» **Data entries**

-- BEGIN --

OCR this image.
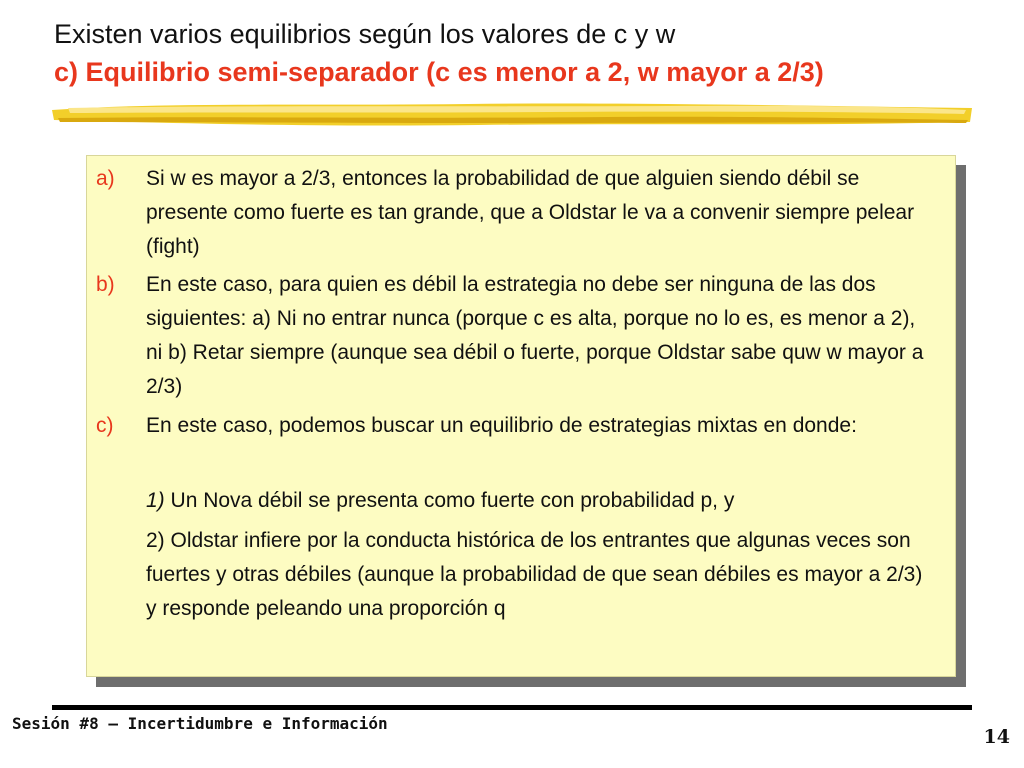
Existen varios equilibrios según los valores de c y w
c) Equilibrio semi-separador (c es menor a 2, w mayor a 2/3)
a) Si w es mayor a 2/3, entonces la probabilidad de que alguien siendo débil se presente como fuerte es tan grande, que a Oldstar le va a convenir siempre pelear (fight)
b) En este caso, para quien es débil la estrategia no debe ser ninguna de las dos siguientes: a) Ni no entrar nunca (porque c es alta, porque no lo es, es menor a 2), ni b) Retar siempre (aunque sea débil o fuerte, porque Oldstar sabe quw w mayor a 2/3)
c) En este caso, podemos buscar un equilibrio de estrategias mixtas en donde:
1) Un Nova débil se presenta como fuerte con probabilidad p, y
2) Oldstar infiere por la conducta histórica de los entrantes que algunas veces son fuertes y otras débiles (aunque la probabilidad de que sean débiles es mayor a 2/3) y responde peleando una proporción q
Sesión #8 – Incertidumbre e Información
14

-- END --

» **What to produce**
Among the entries above, identify all lines with "caso" and copy them.

» **Result for this exercise**
b) En este caso, para quien es débil la estrategia no debe ser ninguna de las dos siguientes: a) Ni no entrar nunca (porque c es alta, porque no lo es, es menor a 2), ni b) Retar siempre (aunque sea débil o fuerte, porque Oldstar sabe quw w mayor a 2/3)
c) En este caso, podemos buscar un equilibrio de estrategias mixtas en donde:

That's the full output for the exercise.